**Input data**
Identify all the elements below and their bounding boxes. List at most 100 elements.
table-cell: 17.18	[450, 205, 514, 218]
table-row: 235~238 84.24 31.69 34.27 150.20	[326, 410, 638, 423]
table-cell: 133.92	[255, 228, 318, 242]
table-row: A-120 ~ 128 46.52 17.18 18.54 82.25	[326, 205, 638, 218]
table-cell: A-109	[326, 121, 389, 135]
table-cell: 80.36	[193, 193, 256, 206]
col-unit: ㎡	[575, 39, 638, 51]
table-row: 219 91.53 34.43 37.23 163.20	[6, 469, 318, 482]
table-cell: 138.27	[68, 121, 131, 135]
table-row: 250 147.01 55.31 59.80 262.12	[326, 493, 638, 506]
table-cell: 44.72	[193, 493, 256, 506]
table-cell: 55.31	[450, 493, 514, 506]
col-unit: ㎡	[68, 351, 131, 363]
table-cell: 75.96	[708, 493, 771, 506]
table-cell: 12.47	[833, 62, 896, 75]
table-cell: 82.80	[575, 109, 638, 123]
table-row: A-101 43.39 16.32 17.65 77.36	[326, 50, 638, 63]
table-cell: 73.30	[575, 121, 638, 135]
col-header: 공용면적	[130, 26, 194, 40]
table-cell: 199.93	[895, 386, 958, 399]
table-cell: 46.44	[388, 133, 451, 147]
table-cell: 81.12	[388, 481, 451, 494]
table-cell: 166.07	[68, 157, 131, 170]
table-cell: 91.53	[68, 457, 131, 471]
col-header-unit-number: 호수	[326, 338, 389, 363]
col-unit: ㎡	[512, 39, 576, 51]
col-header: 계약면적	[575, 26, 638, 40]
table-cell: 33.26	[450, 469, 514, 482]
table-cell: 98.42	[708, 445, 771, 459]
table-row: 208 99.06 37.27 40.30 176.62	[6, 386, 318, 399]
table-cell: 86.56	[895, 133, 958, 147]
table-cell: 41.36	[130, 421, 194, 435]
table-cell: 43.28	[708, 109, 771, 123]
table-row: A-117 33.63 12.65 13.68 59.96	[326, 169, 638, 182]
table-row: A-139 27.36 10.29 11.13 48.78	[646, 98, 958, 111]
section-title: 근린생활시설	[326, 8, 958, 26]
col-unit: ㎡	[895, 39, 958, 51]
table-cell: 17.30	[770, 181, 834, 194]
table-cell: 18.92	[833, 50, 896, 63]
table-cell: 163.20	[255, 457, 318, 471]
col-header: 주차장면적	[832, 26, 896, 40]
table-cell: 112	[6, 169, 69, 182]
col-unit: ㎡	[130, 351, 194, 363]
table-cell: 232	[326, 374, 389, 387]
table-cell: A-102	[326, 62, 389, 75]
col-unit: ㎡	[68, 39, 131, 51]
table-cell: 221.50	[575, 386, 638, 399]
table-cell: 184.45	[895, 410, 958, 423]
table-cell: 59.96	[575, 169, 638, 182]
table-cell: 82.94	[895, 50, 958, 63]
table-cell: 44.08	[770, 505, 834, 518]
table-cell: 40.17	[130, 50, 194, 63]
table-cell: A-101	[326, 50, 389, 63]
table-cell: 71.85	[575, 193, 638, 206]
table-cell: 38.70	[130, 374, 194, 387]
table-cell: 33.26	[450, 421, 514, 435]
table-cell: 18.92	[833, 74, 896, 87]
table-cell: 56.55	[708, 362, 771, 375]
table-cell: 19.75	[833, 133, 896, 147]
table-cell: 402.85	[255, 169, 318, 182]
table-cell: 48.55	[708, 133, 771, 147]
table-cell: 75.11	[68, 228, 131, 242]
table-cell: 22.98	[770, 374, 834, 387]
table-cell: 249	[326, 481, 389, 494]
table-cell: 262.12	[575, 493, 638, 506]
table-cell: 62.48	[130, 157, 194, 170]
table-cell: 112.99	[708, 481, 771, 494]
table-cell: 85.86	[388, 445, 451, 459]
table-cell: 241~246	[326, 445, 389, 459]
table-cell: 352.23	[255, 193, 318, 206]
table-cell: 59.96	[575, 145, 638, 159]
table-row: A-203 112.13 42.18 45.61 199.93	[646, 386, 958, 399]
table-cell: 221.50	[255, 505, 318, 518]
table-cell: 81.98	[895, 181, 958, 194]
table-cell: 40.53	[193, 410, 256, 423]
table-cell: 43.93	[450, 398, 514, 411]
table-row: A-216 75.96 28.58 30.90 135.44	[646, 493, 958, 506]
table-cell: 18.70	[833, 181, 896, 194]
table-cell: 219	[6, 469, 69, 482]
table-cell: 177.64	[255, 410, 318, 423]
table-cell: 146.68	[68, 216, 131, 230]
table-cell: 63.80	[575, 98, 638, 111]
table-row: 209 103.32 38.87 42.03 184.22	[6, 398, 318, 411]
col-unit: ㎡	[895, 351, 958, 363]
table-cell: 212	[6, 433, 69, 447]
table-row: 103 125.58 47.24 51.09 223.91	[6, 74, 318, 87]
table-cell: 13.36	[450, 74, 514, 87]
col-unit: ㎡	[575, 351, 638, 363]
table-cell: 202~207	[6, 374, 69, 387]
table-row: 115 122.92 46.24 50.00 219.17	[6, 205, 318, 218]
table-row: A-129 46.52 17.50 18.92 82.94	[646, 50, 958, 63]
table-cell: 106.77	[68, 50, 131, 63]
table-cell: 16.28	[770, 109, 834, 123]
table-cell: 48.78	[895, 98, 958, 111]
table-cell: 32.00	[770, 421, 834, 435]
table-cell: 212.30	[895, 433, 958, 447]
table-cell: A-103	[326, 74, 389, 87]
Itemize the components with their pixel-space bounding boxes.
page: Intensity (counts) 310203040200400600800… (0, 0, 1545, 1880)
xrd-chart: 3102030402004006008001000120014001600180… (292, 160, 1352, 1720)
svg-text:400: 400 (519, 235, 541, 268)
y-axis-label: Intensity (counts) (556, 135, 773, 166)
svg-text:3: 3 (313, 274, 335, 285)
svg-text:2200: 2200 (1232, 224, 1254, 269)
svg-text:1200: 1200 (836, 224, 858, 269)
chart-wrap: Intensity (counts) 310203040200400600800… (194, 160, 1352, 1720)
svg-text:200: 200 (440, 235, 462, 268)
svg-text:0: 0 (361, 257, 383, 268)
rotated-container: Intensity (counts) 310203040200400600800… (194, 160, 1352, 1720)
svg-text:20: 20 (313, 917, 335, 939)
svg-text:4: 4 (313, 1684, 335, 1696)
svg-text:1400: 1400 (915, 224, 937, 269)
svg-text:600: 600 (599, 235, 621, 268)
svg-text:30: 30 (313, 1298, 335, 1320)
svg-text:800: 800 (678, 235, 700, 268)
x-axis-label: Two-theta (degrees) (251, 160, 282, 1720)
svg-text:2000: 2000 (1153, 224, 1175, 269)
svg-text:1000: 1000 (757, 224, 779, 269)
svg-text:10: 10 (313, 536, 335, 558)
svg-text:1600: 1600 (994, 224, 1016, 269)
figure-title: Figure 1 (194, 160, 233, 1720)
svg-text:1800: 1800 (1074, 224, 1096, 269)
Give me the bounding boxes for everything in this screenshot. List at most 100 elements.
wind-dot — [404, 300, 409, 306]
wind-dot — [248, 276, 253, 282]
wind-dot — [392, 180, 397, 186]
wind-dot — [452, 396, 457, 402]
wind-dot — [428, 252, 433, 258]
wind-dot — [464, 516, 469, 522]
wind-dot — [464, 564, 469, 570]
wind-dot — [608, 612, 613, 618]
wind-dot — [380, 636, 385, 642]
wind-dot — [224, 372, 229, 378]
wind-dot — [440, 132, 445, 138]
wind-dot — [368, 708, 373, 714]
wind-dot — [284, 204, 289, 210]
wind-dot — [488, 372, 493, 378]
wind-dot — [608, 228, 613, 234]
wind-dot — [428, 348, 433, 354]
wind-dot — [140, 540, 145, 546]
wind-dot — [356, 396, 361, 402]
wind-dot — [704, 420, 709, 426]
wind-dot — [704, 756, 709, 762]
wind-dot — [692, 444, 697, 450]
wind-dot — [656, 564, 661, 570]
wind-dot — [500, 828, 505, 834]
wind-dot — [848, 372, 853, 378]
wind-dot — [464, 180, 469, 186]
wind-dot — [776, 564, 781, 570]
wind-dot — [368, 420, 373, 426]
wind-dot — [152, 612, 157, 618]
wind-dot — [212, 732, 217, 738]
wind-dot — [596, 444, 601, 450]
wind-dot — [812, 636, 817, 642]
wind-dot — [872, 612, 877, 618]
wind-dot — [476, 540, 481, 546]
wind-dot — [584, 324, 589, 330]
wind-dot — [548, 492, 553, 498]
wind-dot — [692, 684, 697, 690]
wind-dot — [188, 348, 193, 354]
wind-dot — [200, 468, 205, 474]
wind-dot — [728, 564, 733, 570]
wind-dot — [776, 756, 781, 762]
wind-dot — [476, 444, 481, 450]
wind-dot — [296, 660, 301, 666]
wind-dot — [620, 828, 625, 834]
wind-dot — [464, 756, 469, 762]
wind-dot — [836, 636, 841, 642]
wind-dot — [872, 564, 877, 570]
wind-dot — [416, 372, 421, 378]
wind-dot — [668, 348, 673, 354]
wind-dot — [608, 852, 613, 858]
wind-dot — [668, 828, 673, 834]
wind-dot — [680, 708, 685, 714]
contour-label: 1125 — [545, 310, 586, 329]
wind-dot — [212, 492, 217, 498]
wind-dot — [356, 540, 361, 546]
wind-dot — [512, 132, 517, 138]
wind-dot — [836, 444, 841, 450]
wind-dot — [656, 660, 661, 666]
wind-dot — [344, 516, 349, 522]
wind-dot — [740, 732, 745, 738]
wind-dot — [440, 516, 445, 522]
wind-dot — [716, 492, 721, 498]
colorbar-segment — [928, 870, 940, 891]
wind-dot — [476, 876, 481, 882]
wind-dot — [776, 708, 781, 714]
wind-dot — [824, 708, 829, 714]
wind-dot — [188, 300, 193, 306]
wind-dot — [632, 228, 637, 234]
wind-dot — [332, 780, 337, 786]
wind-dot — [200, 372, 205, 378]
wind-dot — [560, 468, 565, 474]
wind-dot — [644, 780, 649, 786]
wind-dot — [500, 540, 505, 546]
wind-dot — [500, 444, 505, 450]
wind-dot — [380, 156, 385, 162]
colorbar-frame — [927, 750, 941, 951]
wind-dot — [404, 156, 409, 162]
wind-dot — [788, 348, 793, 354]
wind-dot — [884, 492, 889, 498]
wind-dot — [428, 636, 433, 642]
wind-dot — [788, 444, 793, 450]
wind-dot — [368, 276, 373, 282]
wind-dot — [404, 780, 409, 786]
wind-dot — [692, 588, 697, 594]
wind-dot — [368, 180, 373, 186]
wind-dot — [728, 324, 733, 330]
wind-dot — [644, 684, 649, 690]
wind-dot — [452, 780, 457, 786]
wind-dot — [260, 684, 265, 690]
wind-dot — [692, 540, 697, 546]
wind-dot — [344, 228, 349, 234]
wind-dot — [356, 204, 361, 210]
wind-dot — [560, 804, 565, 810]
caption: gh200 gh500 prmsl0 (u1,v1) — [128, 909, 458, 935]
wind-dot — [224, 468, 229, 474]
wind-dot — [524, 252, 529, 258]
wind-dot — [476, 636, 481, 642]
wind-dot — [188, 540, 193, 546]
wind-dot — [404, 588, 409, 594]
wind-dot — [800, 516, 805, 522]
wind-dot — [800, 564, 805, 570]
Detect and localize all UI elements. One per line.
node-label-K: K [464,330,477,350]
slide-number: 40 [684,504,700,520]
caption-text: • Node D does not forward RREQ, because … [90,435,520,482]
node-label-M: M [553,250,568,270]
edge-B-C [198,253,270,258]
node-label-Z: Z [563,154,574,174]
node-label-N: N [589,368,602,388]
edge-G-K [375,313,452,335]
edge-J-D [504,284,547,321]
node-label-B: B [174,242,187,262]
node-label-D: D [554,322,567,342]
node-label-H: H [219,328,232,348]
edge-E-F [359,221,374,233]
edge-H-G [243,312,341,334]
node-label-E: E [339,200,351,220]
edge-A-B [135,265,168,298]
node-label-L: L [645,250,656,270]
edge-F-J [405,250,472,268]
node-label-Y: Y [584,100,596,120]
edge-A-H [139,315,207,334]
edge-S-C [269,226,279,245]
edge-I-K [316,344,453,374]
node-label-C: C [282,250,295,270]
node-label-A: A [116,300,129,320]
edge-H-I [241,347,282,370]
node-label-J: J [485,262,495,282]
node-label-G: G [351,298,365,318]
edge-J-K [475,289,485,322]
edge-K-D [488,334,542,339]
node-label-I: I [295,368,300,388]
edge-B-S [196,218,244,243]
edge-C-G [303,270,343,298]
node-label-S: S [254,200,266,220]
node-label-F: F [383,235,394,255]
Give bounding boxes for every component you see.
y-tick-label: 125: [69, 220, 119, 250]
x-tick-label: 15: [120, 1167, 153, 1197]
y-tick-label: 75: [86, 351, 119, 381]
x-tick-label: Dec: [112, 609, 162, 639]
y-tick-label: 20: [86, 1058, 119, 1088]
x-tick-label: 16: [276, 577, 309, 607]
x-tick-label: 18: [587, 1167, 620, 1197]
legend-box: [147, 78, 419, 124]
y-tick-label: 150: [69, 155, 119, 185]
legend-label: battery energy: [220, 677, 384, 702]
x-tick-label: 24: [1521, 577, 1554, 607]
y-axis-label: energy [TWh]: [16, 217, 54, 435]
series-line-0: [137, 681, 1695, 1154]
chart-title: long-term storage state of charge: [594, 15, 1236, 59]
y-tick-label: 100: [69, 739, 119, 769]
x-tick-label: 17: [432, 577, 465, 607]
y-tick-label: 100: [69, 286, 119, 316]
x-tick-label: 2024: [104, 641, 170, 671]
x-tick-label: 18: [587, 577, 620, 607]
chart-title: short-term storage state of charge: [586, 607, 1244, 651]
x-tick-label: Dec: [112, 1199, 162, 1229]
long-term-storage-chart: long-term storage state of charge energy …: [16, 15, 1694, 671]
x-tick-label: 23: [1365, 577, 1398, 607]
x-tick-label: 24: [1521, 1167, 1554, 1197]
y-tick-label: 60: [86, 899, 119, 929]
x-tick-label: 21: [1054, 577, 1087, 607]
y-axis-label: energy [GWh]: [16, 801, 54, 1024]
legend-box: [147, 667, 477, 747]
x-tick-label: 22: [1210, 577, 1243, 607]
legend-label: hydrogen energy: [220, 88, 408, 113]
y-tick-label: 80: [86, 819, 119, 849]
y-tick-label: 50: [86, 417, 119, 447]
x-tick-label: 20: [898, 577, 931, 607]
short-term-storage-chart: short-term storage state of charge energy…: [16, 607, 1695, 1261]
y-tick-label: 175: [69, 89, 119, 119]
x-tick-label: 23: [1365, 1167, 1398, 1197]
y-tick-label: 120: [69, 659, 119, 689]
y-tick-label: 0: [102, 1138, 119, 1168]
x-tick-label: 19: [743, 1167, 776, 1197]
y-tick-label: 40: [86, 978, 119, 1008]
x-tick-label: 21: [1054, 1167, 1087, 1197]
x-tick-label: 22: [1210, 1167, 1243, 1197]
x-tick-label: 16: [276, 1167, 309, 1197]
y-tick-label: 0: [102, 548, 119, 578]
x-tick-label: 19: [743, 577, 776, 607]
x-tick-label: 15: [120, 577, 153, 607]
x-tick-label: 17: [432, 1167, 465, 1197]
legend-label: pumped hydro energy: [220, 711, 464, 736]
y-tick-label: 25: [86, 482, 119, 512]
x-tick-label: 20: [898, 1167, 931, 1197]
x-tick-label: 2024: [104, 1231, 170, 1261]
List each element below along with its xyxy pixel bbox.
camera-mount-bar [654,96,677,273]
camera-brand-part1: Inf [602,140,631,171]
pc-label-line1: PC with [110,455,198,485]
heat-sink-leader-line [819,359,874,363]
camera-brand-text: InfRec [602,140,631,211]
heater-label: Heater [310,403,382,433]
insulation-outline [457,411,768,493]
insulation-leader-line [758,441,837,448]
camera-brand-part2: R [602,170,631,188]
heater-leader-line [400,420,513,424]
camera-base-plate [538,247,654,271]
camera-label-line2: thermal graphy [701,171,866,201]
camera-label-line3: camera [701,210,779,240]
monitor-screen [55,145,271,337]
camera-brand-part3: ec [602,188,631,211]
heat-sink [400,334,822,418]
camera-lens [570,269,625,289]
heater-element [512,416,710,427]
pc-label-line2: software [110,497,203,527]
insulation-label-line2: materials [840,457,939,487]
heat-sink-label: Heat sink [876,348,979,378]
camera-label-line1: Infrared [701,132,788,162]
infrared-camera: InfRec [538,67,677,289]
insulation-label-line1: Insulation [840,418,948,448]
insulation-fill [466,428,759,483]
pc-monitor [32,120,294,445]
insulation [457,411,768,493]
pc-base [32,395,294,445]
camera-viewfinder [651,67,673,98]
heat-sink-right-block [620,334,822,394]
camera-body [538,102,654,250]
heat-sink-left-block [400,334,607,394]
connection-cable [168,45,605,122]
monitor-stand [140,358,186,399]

**Written instruction**
Reproduce the material verbatim, beginning at its first line and ending after the line that contains "26, 896, 40]".

**Full solution**
Identify all the elements below and their bounding boxes. List at most 100 elements.
table-cell: 17.18	[450, 205, 514, 218]
table-row: 235~238 84.24 31.69 34.27 150.20	[326, 410, 638, 423]
table-cell: 133.92	[255, 228, 318, 242]
table-row: A-120 ~ 128 46.52 17.18 18.54 82.25	[326, 205, 638, 218]
table-cell: A-109	[326, 121, 389, 135]
table-cell: 80.36	[193, 193, 256, 206]
col-unit: ㎡	[575, 39, 638, 51]
table-row: 219 91.53 34.43 37.23 163.20	[6, 469, 318, 482]
table-cell: 138.27	[68, 121, 131, 135]
table-row: 250 147.01 55.31 59.80 262.12	[326, 493, 638, 506]
table-cell: 44.72	[193, 493, 256, 506]
table-cell: 55.31	[450, 493, 514, 506]
col-unit: ㎡	[68, 351, 131, 363]
table-cell: 75.96	[708, 493, 771, 506]
table-cell: 12.47	[833, 62, 896, 75]
table-cell: 82.80	[575, 109, 638, 123]
table-row: A-101 43.39 16.32 17.65 77.36	[326, 50, 638, 63]
table-cell: 73.30	[575, 121, 638, 135]
col-header: 공용면적	[130, 26, 194, 40]
table-cell: 199.93	[895, 386, 958, 399]
table-cell: 46.44	[388, 133, 451, 147]
table-cell: 81.12	[388, 481, 451, 494]
table-cell: 166.07	[68, 157, 131, 170]
table-cell: 91.53	[68, 457, 131, 471]
col-header-unit-number: 호수	[326, 338, 389, 363]
col-unit: ㎡	[512, 39, 576, 51]
col-header: 계약면적	[575, 26, 638, 40]
table-cell: 33.26	[450, 469, 514, 482]
table-cell: 98.42	[708, 445, 771, 459]
table-row: 208 99.06 37.27 40.30 176.62	[6, 386, 318, 399]
table-cell: 86.56	[895, 133, 958, 147]
table-cell: 41.36	[130, 421, 194, 435]
table-cell: 43.28	[708, 109, 771, 123]
table-row: A-117 33.63 12.65 13.68 59.96	[326, 169, 638, 182]
table-row: A-139 27.36 10.29 11.13 48.78	[646, 98, 958, 111]
section-title: 근린생활시설	[326, 8, 958, 26]
col-unit: ㎡	[895, 39, 958, 51]
table-cell: 17.30	[770, 181, 834, 194]
table-cell: 18.92	[833, 50, 896, 63]
table-cell: 163.20	[255, 457, 318, 471]
col-header: 주차장면적	[832, 26, 896, 40]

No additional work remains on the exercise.